◆ Written exercise
Return all lines in the material below that contain "Scale".

Dataset entries on figures:
----
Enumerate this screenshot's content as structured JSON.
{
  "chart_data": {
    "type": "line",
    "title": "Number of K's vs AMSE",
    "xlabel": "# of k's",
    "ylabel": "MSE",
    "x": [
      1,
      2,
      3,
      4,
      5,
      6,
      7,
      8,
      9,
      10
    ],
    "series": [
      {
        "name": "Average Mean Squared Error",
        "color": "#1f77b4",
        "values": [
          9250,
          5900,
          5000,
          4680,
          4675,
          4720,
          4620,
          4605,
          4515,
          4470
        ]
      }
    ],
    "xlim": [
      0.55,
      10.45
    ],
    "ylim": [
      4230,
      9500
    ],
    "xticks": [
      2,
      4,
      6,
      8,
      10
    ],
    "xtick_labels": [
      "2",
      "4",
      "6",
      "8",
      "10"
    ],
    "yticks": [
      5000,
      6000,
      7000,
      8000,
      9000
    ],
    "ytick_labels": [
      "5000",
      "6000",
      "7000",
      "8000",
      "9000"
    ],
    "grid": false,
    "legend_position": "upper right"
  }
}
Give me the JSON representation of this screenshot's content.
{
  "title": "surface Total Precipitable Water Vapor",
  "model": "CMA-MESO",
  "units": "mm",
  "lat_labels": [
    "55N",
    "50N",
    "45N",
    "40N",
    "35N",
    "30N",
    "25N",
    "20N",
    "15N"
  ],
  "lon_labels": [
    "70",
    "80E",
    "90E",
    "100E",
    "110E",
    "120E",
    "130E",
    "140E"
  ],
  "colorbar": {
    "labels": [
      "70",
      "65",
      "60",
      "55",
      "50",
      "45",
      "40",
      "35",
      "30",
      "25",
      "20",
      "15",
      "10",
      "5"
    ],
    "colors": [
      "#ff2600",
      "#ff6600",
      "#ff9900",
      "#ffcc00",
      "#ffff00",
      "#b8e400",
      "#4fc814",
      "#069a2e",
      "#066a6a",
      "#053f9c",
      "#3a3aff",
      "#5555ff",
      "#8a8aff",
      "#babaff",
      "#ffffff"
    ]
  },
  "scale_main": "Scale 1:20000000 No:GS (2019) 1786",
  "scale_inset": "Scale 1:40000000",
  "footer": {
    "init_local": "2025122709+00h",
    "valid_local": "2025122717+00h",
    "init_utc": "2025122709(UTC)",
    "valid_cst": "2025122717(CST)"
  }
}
----
◆ Answer to the task
  "scale_main": "Scale 1:20000000 No:GS (2019) 1786",
  "scale_inset": "Scale 1:40000000",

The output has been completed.